= Excerpt from a dataset =
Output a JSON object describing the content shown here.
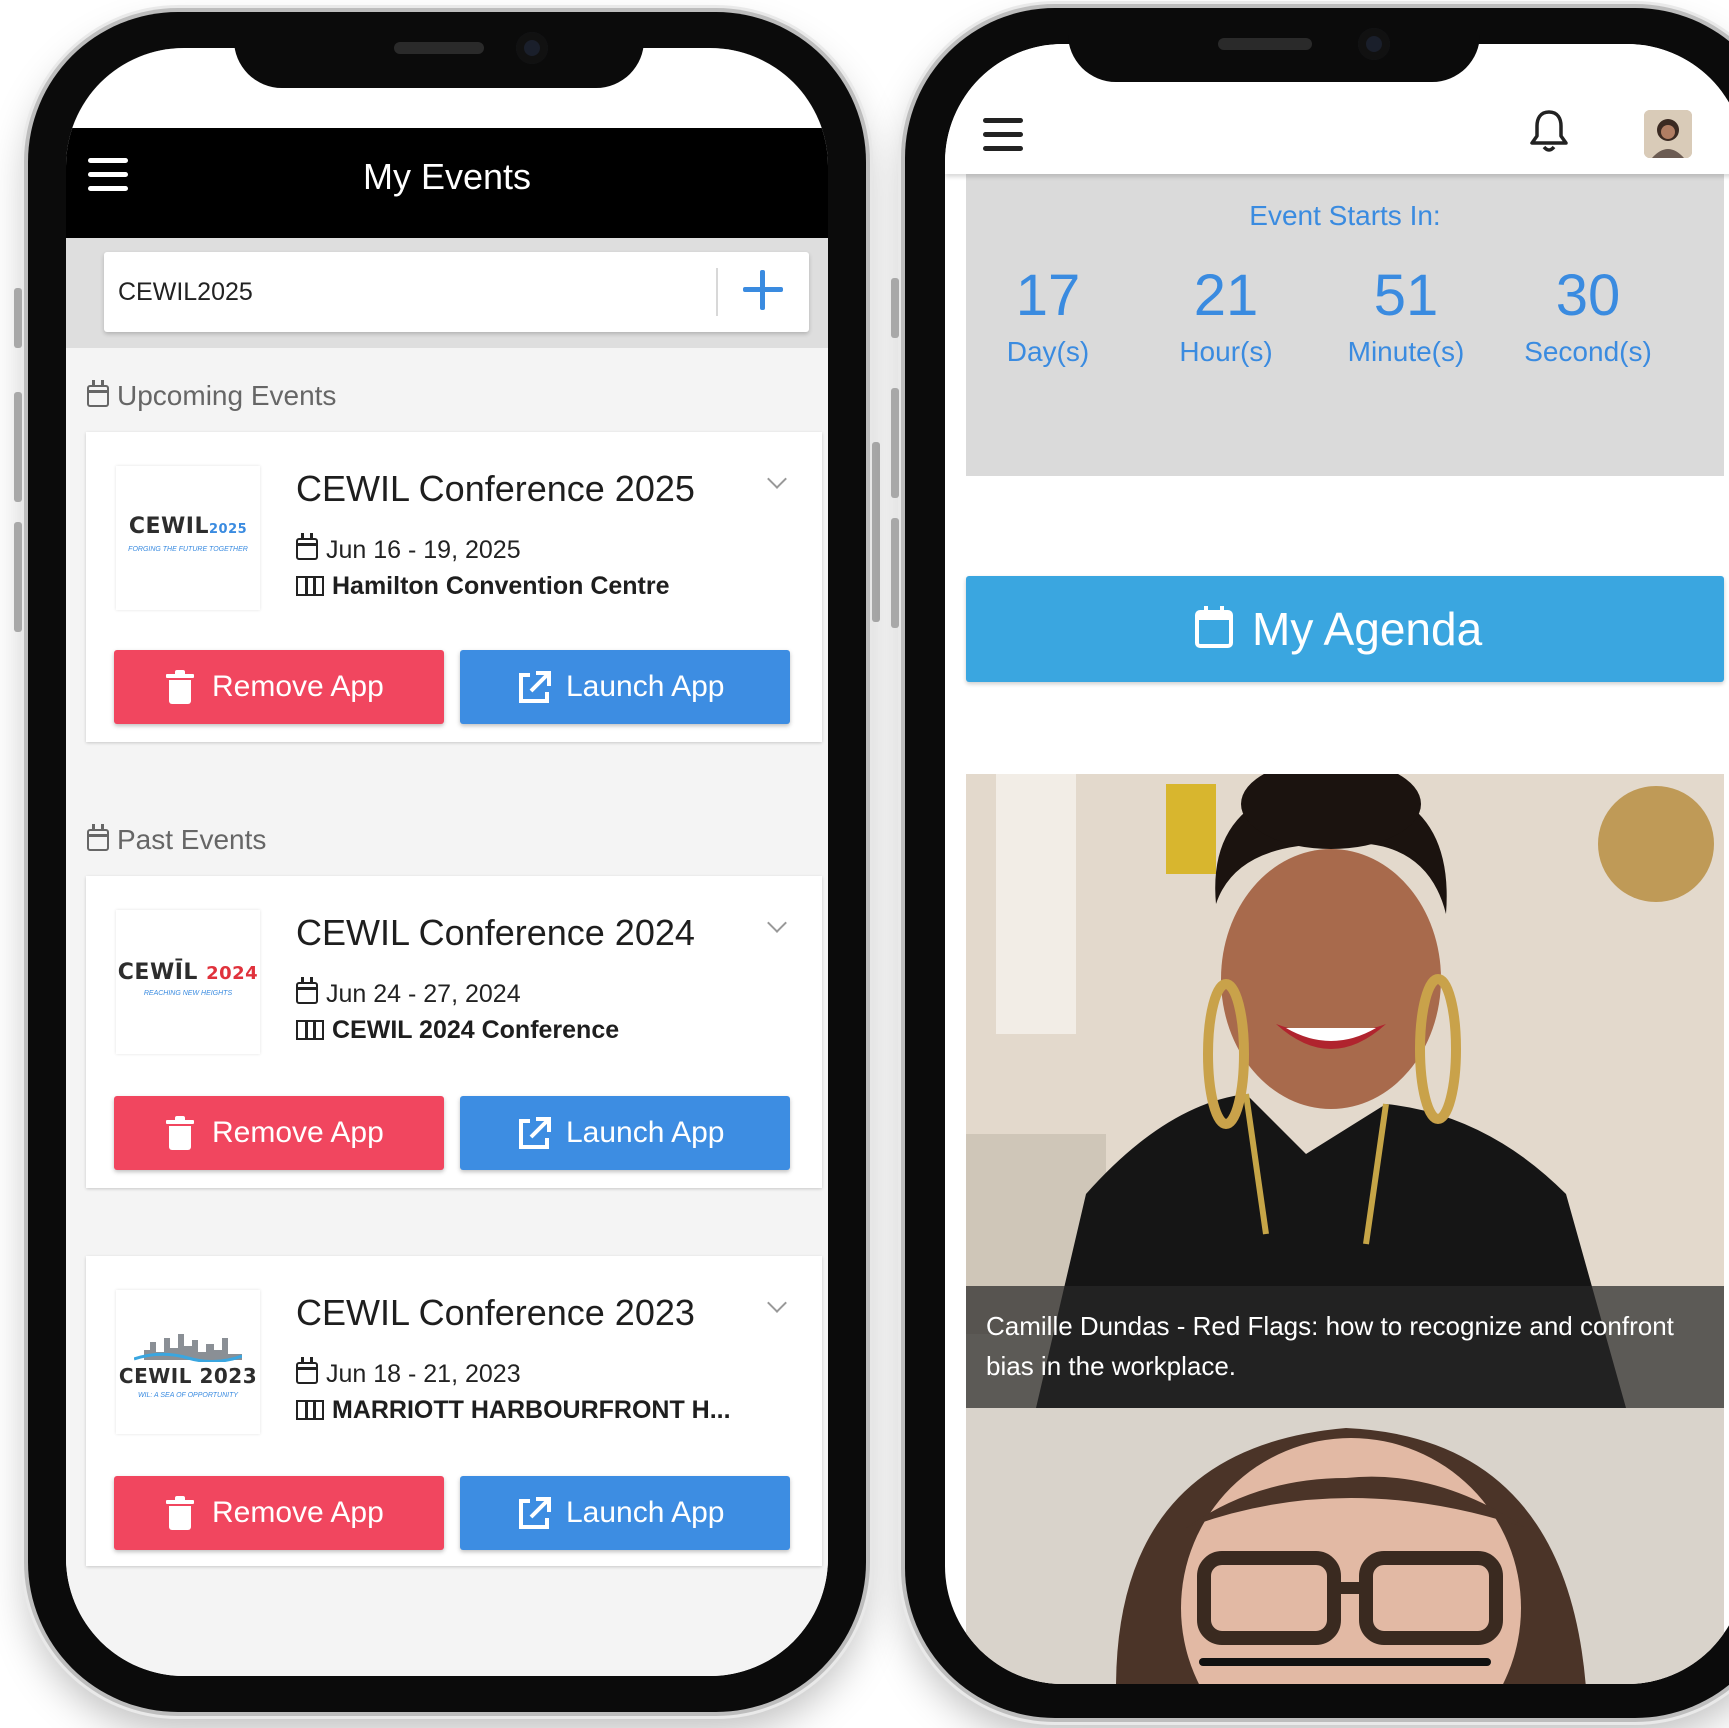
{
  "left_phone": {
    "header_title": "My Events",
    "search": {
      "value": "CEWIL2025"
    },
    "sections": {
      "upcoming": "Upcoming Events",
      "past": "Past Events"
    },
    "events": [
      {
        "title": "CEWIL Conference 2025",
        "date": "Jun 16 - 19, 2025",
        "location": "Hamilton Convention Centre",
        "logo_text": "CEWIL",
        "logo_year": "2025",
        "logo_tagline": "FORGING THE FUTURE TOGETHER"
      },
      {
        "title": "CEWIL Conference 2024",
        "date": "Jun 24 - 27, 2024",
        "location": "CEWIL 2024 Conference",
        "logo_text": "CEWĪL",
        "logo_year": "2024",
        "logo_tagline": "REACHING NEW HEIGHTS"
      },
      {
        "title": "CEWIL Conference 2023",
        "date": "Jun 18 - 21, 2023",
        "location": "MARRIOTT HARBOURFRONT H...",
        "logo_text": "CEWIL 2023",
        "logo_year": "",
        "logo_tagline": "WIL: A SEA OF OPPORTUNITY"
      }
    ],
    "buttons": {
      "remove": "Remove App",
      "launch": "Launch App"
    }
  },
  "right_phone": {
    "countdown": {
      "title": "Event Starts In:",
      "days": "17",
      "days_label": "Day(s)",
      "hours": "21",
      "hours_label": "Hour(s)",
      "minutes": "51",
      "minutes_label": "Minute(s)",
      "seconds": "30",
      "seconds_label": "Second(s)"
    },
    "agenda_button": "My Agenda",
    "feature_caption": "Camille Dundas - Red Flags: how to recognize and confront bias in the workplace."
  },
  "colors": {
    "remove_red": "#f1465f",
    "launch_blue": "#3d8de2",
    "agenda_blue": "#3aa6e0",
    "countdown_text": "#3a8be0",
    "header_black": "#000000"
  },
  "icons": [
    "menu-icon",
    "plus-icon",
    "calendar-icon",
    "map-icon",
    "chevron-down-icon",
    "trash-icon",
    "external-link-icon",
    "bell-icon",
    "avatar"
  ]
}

= PROBLEM DESCRIPTION =
Output, exactly, all the records above; include no pictures.

= SOLUTION TO THIS PROBLEM =
Output a JSON object describing the content shown here.
{
  "left_phone": {
    "header_title": "My Events",
    "search": {
      "value": "CEWIL2025"
    },
    "sections": {
      "upcoming": "Upcoming Events",
      "past": "Past Events"
    },
    "events": [
      {
        "title": "CEWIL Conference 2025",
        "date": "Jun 16 - 19, 2025",
        "location": "Hamilton Convention Centre",
        "logo_text": "CEWIL",
        "logo_year": "2025",
        "logo_tagline": "FORGING THE FUTURE TOGETHER"
      },
      {
        "title": "CEWIL Conference 2024",
        "date": "Jun 24 - 27, 2024",
        "location": "CEWIL 2024 Conference",
        "logo_text": "CEWĪL",
        "logo_year": "2024",
        "logo_tagline": "REACHING NEW HEIGHTS"
      },
      {
        "title": "CEWIL Conference 2023",
        "date": "Jun 18 - 21, 2023",
        "location": "MARRIOTT HARBOURFRONT H...",
        "logo_text": "CEWIL 2023",
        "logo_year": "",
        "logo_tagline": "WIL: A SEA OF OPPORTUNITY"
      }
    ],
    "buttons": {
      "remove": "Remove App",
      "launch": "Launch App"
    }
  },
  "right_phone": {
    "countdown": {
      "title": "Event Starts In:",
      "days": "17",
      "days_label": "Day(s)",
      "hours": "21",
      "hours_label": "Hour(s)",
      "minutes": "51",
      "minutes_label": "Minute(s)",
      "seconds": "30",
      "seconds_label": "Second(s)"
    },
    "agenda_button": "My Agenda",
    "feature_caption": "Camille Dundas - Red Flags: how to recognize and confront bias in the workplace."
  },
  "colors": {
    "remove_red": "#f1465f",
    "launch_blue": "#3d8de2",
    "agenda_blue": "#3aa6e0",
    "countdown_text": "#3a8be0",
    "header_black": "#000000"
  },
  "icons": [
    "menu-icon",
    "plus-icon",
    "calendar-icon",
    "map-icon",
    "chevron-down-icon",
    "trash-icon",
    "external-link-icon",
    "bell-icon",
    "avatar"
  ]
}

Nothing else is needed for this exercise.